ResearchFarm: Amazon set to overtake Carrefour in the next decade

Amazon: ranked highly for loyalty tools like its Prime delivery service

Amazon: ranked highly for loyalty tools like its Prime delivery service

Amazon is poised to overtake the world’s second biggest retailer, Carrefour, in sales within the next 10 years, according to a new report from boutique research firm ResearchFarm.

Its study, An Insider View: finds, reports Amazon is on track to generate more than US$40bn in sales in 2011 and, with current 50% growth rates, could reach Carrefour’s 2010 sales of €101.0bn (incl VAT) (US $139.2bn) within the next 10 years.

This forecast allows for the exceptional growth rate to slow down, but rests on the assumption recent investments, including the soon-to-be-launched tablet, the growth of its cloud services division, and the scaling of benefits from its new distribution centres will pay off.

While most other retailers are struggling against the tough economic background to reach sales growth in the single digits (Carrefour’s 2011 H1 growth was 2.7%), Amazon’s latest quarterly figures show sales increased by a remarkable 50% from an already high base. 

Daniel Lucht, research director at ResearchFarm, said: “Amazon can grow much faster than most bricks and mortar players, because the pureplay does not have to invest into a costly store estate in foreign markets and the widening of marketplace allows for (virtually) stocking inventory without upfront investment.” 

For online players it is relatively cheap to internationalise operations as websites are already global, ResearchFarm says. Once a certain online sales threshold has been reached in a country, retailers can follow through with national websites, tailoring the proposition, according to demand and price position; and even open flagship stores, where demand is strongest. 

In contrast to bricks and mortar retailers pursuing future growth, Amazon does not need a store estate; pay for rents, rates and upkeep; hire sales personnel and fill new stores with both fast and slow turning inventory to offer a fully stocked store environment to customers; but can instead exploit its nimble supply chain and utilise its just-in-time business model to the full. In fact, Amazon’s cashflow model is much sharper than traditional retailers’ as the inventory cycle is kept radically short, ResearchFarm claims.

Moreover, Amazon has immense untapped potential to offer brands and SKUs not currently available on the website, and to leverage the long tail of internet retailing, ResearchFarm says. 

Crucially the retailer can drive its marketplace operation – which allows third party sellers to sell to Amazon’s customers – to reach its full potential and offer the widest and deepest ranges without upfront capital expenditure, reports ResearchFarm.

The rapidly growing marketplace operation also enables the retailer to gain insights into the latest sales trends and, even though Amazon might have little to do with the products per se, the retailer still receives a cut of the takings. Marketplace also encourages competition between sellers to drive prices down – reinforcing Amazon’s perception of being very price competitive, the study says.

Furthermore, Amazon ranks highly on convenience in customer surveys in any country the retailer has a presence and its customer centric nature is perhaps best demonstrated by its highly efficient loyalty tools such as Prime (the free delivery service) and the creation of its own ecosystem around the Kindle and digital downloads.

● **Information**
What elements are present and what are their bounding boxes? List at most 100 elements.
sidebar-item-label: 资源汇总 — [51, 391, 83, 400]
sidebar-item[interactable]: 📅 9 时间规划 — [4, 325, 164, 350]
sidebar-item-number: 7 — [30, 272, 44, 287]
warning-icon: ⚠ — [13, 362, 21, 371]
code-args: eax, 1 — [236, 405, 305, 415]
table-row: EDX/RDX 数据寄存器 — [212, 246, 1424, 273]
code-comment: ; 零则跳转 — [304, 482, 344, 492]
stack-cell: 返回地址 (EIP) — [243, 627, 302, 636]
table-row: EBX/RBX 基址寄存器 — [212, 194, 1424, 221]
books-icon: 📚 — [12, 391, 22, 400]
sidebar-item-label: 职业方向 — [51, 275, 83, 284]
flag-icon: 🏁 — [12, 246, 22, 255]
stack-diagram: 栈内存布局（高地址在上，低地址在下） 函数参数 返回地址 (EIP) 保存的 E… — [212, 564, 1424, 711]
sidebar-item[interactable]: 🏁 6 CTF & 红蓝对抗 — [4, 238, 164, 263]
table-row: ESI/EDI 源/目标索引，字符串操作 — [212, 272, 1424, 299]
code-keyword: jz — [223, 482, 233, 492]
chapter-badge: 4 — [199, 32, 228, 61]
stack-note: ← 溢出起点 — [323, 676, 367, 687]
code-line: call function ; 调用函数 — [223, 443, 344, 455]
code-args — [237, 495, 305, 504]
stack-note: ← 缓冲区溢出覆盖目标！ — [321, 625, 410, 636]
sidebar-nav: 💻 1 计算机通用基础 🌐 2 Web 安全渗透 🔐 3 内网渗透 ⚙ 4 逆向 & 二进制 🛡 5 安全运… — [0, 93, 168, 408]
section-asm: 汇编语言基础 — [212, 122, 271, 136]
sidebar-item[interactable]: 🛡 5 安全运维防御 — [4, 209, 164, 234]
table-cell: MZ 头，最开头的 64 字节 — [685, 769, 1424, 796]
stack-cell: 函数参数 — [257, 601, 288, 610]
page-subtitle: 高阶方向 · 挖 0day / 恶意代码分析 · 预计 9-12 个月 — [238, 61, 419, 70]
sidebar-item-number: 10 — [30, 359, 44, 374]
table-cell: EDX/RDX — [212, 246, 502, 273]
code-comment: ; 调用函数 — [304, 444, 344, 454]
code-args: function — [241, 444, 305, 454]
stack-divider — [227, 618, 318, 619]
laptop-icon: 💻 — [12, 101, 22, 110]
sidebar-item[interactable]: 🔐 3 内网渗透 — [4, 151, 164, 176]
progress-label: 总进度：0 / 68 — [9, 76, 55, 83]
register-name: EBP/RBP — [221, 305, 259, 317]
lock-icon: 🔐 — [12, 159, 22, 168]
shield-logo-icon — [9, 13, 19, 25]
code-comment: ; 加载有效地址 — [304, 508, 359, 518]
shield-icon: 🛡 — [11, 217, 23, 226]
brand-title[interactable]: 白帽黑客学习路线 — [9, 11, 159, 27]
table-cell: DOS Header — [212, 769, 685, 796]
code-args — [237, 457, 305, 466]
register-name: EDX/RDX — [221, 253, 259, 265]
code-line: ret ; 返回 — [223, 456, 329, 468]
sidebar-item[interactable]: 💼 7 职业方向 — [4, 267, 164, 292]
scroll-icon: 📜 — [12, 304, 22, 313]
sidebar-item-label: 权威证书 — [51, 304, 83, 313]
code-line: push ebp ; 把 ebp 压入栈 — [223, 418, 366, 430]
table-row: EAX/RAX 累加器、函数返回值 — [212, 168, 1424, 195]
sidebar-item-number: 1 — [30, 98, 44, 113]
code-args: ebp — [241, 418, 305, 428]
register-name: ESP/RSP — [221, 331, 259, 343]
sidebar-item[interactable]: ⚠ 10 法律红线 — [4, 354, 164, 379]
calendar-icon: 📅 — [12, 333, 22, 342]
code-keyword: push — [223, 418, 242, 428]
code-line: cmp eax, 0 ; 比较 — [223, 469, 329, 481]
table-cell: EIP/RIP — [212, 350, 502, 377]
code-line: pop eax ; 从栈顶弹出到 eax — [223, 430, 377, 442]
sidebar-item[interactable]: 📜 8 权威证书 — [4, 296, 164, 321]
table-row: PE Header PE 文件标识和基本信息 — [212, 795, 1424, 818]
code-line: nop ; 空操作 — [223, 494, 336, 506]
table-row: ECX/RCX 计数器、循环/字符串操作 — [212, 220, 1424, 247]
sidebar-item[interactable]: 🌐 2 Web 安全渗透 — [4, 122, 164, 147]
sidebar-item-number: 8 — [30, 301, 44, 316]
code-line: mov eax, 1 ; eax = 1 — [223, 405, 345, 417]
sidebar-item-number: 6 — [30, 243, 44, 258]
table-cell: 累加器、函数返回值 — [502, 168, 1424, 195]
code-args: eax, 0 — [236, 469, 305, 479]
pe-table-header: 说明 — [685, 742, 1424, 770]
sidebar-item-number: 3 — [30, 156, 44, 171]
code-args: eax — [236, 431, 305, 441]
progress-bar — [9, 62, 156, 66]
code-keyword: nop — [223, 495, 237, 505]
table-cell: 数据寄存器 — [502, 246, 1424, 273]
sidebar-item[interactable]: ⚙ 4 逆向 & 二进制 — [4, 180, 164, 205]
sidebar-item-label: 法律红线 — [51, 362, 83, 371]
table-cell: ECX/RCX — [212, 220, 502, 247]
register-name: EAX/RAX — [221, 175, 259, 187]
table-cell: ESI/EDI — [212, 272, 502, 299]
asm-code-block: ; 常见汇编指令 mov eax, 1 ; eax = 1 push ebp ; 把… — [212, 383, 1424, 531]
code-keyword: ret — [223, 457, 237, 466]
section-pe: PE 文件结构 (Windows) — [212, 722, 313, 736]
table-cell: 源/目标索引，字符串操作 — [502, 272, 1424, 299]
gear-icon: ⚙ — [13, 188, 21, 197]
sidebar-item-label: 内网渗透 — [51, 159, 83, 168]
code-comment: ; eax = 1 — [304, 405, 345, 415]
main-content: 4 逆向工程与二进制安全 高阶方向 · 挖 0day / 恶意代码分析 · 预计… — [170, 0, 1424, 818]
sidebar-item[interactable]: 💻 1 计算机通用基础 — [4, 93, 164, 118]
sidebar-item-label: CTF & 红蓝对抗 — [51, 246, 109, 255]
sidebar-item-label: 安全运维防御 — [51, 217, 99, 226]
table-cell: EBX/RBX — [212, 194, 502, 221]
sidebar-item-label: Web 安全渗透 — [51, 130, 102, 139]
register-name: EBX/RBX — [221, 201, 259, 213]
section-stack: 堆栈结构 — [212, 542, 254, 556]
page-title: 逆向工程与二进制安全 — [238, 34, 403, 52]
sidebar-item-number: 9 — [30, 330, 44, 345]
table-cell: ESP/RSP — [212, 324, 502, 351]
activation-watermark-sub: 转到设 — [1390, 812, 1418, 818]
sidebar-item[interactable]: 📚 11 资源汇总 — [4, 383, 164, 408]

● **Work order**
Please answer these questions from the Amazon article, one line each:
1. What were Carrefour's 2010 sales in euros?
2. What position does Daniel Lucht hold at ResearchFarm?
3. What service is Prime named as?
The entries are separate from the Amazon article and unrelated to it.

● **Answer to this exercise**
1. €101.0bn (incl VAT)
2. Research director
3. The free delivery service